### Work to be completed
Please duplicate every line of the listing below character for character, leaving out the pictures.

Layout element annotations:
○ ○ ○ ○ ○ ○ ○
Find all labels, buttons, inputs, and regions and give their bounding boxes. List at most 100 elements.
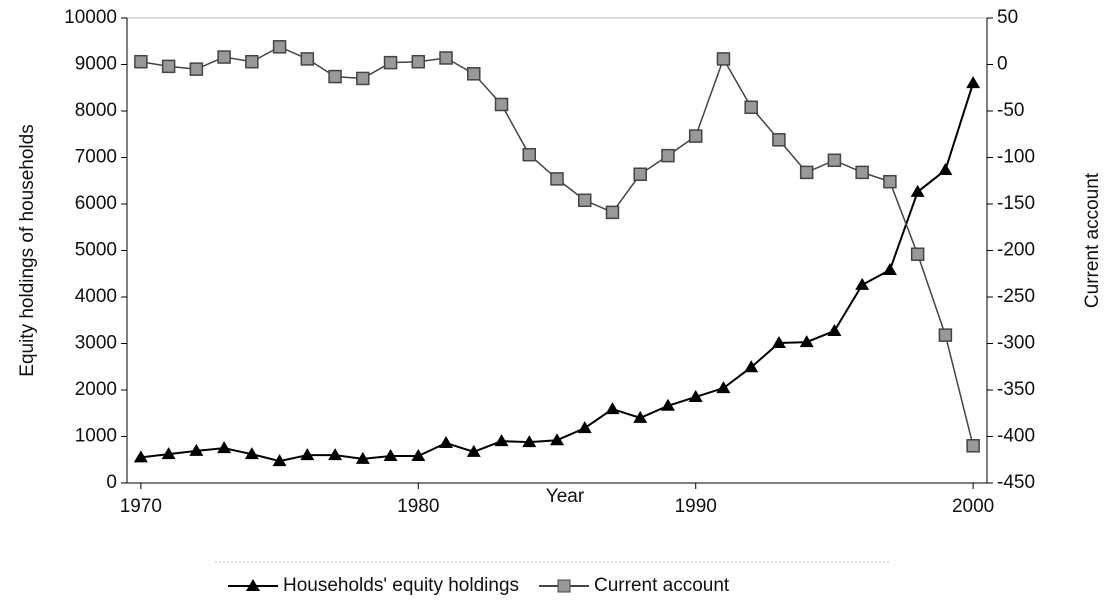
point bbox=[383, 55, 398, 70]
point bbox=[966, 439, 980, 453]
y-tick-label: 6000 bbox=[75, 193, 117, 214]
y2-tick-label: -400 bbox=[997, 426, 1035, 447]
point bbox=[494, 97, 509, 112]
point bbox=[910, 247, 925, 261]
y-axis-label: Equity holdings of households bbox=[17, 124, 38, 376]
point bbox=[799, 335, 814, 348]
y-tick-label: 2000 bbox=[75, 379, 117, 400]
point bbox=[827, 323, 842, 336]
point bbox=[244, 447, 259, 460]
point bbox=[411, 54, 426, 69]
point bbox=[328, 448, 343, 461]
point bbox=[439, 436, 454, 449]
point bbox=[855, 277, 870, 290]
y2-tick-label: -300 bbox=[997, 333, 1035, 354]
point bbox=[772, 133, 786, 147]
y2-tick-label: -450 bbox=[997, 472, 1035, 493]
legend-marker bbox=[246, 579, 260, 591]
point bbox=[494, 434, 509, 447]
x-tick-label: 1970 bbox=[120, 496, 162, 517]
point bbox=[883, 174, 897, 189]
point bbox=[550, 433, 564, 446]
point bbox=[161, 447, 176, 460]
legend-label: Households' equity holdings bbox=[283, 575, 519, 596]
legend-label: Current account bbox=[594, 575, 730, 596]
point bbox=[245, 54, 259, 69]
y-tick-label: 5000 bbox=[75, 240, 117, 261]
point bbox=[272, 40, 287, 54]
point bbox=[217, 441, 232, 454]
y-tick-label: 3000 bbox=[75, 333, 117, 354]
x-tick-label: 2000 bbox=[952, 496, 994, 517]
y-tick-label: 9000 bbox=[75, 54, 117, 75]
point bbox=[744, 100, 758, 115]
point bbox=[217, 50, 231, 64]
series-line bbox=[140, 45, 974, 446]
point bbox=[328, 69, 342, 84]
y2-tick-label: -350 bbox=[997, 379, 1035, 400]
point bbox=[577, 421, 592, 434]
point bbox=[522, 435, 537, 448]
y2-axis-label: Current account bbox=[1082, 172, 1103, 308]
point bbox=[744, 360, 759, 373]
point bbox=[133, 450, 148, 463]
point bbox=[356, 71, 370, 86]
point bbox=[938, 328, 953, 342]
point bbox=[855, 165, 869, 180]
y2-tick-label: -100 bbox=[997, 147, 1035, 168]
point bbox=[882, 263, 897, 276]
point bbox=[272, 454, 287, 467]
point bbox=[633, 167, 647, 181]
point bbox=[827, 153, 842, 168]
point bbox=[605, 205, 620, 220]
point bbox=[688, 389, 703, 402]
y2-tick-label: -150 bbox=[997, 193, 1035, 214]
point bbox=[938, 163, 953, 176]
point bbox=[577, 193, 592, 208]
y2-tick-label: -50 bbox=[997, 100, 1024, 121]
point bbox=[189, 443, 204, 456]
point bbox=[161, 59, 176, 74]
point bbox=[661, 148, 675, 163]
y-tick-label: 7000 bbox=[75, 147, 117, 168]
x-tick-label: 1990 bbox=[675, 496, 717, 517]
y-tick-label: 0 bbox=[106, 472, 117, 493]
point bbox=[910, 184, 925, 197]
point bbox=[799, 165, 814, 180]
point bbox=[660, 398, 675, 411]
legend: Households' equity holdings Current accou… bbox=[215, 561, 890, 596]
y2-tick-label: 0 bbox=[997, 54, 1008, 75]
y2-tick-label: -250 bbox=[997, 286, 1035, 307]
point bbox=[439, 51, 453, 65]
y-tick-label: 8000 bbox=[75, 100, 117, 121]
point bbox=[189, 62, 204, 76]
y-tick-label: 10000 bbox=[64, 7, 117, 28]
point bbox=[300, 448, 315, 461]
series-line bbox=[140, 82, 975, 463]
point bbox=[134, 54, 148, 69]
x-axis-label: Year bbox=[546, 486, 585, 507]
point bbox=[383, 449, 398, 462]
point bbox=[771, 336, 786, 349]
point bbox=[300, 52, 315, 66]
y2-tick-label: 50 bbox=[997, 7, 1018, 28]
point bbox=[633, 410, 648, 423]
point bbox=[467, 67, 481, 81]
y2-tick-label: -200 bbox=[997, 240, 1035, 261]
series bbox=[133, 76, 981, 467]
y-tick-label: 1000 bbox=[75, 426, 117, 447]
point bbox=[466, 444, 481, 457]
series bbox=[134, 40, 980, 453]
legend-marker bbox=[557, 579, 571, 593]
point bbox=[716, 381, 731, 394]
point bbox=[605, 402, 620, 415]
point bbox=[411, 449, 426, 462]
point bbox=[522, 147, 537, 162]
point bbox=[966, 76, 981, 89]
point bbox=[355, 451, 370, 464]
y-tick-label: 4000 bbox=[75, 286, 117, 307]
point bbox=[716, 52, 731, 66]
plot-border bbox=[126, 17, 988, 484]
point bbox=[688, 129, 703, 143]
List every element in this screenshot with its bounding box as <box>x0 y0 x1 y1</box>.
○ ○ ○ ○ ○ ○ ○
### Answer for this exercise
Find all labels, buttons, inputs, and regions and give their bounding boxes. List at most 100 elements.
point bbox=[383, 55, 398, 70]
point bbox=[966, 439, 980, 453]
y-tick-label: 6000 bbox=[75, 193, 117, 214]
y2-tick-label: -400 bbox=[997, 426, 1035, 447]
point bbox=[494, 97, 509, 112]
point bbox=[910, 247, 925, 261]
y-axis-label: Equity holdings of households bbox=[17, 124, 38, 376]
point bbox=[799, 335, 814, 348]
y-tick-label: 2000 bbox=[75, 379, 117, 400]
point bbox=[827, 323, 842, 336]
point bbox=[244, 447, 259, 460]
point bbox=[411, 54, 426, 69]
point bbox=[328, 448, 343, 461]
point bbox=[439, 436, 454, 449]
point bbox=[855, 277, 870, 290]
y2-tick-label: -300 bbox=[997, 333, 1035, 354]
point bbox=[772, 133, 786, 147]
y2-tick-label: -450 bbox=[997, 472, 1035, 493]
legend-marker bbox=[246, 579, 260, 591]
point bbox=[494, 434, 509, 447]
x-tick-label: 1970 bbox=[120, 496, 162, 517]
point bbox=[883, 174, 897, 189]
point bbox=[550, 433, 564, 446]
point bbox=[161, 447, 176, 460]
legend-label: Households' equity holdings bbox=[283, 575, 519, 596]
legend-label: Current account bbox=[594, 575, 730, 596]
point bbox=[245, 54, 259, 69]
y-tick-label: 5000 bbox=[75, 240, 117, 261]
point bbox=[272, 40, 287, 54]
point bbox=[217, 441, 232, 454]
y-tick-label: 3000 bbox=[75, 333, 117, 354]
x-tick-label: 2000 bbox=[952, 496, 994, 517]
y-tick-label: 9000 bbox=[75, 54, 117, 75]
point bbox=[744, 100, 758, 115]
point bbox=[217, 50, 231, 64]
series-line bbox=[140, 45, 974, 446]
point bbox=[328, 69, 342, 84]
y2-tick-label: -350 bbox=[997, 379, 1035, 400]
point bbox=[577, 421, 592, 434]
point bbox=[522, 435, 537, 448]
y2-axis-label: Current account bbox=[1082, 172, 1103, 308]
point bbox=[744, 360, 759, 373]
point bbox=[133, 450, 148, 463]
point bbox=[356, 71, 370, 86]
point bbox=[938, 328, 953, 342]
point bbox=[855, 165, 869, 180]
y2-tick-label: -100 bbox=[997, 147, 1035, 168]
point bbox=[882, 263, 897, 276]
point bbox=[272, 454, 287, 467]
point bbox=[633, 167, 647, 181]
point bbox=[827, 153, 842, 168]
point bbox=[605, 205, 620, 220]
point bbox=[688, 389, 703, 402]
y2-tick-label: -150 bbox=[997, 193, 1035, 214]
point bbox=[938, 163, 953, 176]
point bbox=[577, 193, 592, 208]
y2-tick-label: -50 bbox=[997, 100, 1024, 121]
point bbox=[189, 443, 204, 456]
point bbox=[161, 59, 176, 74]
point bbox=[661, 148, 675, 163]
y-tick-label: 7000 bbox=[75, 147, 117, 168]
x-tick-label: 1990 bbox=[675, 496, 717, 517]
y-tick-label: 0 bbox=[106, 472, 117, 493]
point bbox=[910, 184, 925, 197]
point bbox=[799, 165, 814, 180]
point bbox=[660, 398, 675, 411]
legend: Households' equity holdings Current accou… bbox=[215, 561, 890, 596]
y2-tick-label: 0 bbox=[997, 54, 1008, 75]
y2-tick-label: -250 bbox=[997, 286, 1035, 307]
point bbox=[439, 51, 453, 65]
y-tick-label: 8000 bbox=[75, 100, 117, 121]
point bbox=[189, 62, 204, 76]
y-tick-label: 10000 bbox=[64, 7, 117, 28]
point bbox=[300, 448, 315, 461]
series-line bbox=[140, 82, 975, 463]
point bbox=[134, 54, 148, 69]
x-axis-label: Year bbox=[546, 486, 585, 507]
point bbox=[383, 449, 398, 462]
point bbox=[771, 336, 786, 349]
point bbox=[300, 52, 315, 66]
y2-tick-label: 50 bbox=[997, 7, 1018, 28]
point bbox=[633, 410, 648, 423]
point bbox=[467, 67, 481, 81]
y2-tick-label: -200 bbox=[997, 240, 1035, 261]
series bbox=[133, 76, 981, 467]
y-tick-label: 1000 bbox=[75, 426, 117, 447]
point bbox=[466, 444, 481, 457]
series bbox=[134, 40, 980, 453]
legend-marker bbox=[557, 579, 571, 593]
point bbox=[716, 381, 731, 394]
point bbox=[605, 402, 620, 415]
point bbox=[411, 449, 426, 462]
point bbox=[522, 147, 537, 162]
point bbox=[966, 76, 981, 89]
point bbox=[355, 451, 370, 464]
y-tick-label: 4000 bbox=[75, 286, 117, 307]
point bbox=[716, 52, 731, 66]
plot-border bbox=[126, 17, 988, 484]
point bbox=[688, 129, 703, 143]
List every element in this screenshot with its bounding box as <box>x0 y0 x1 y1</box>.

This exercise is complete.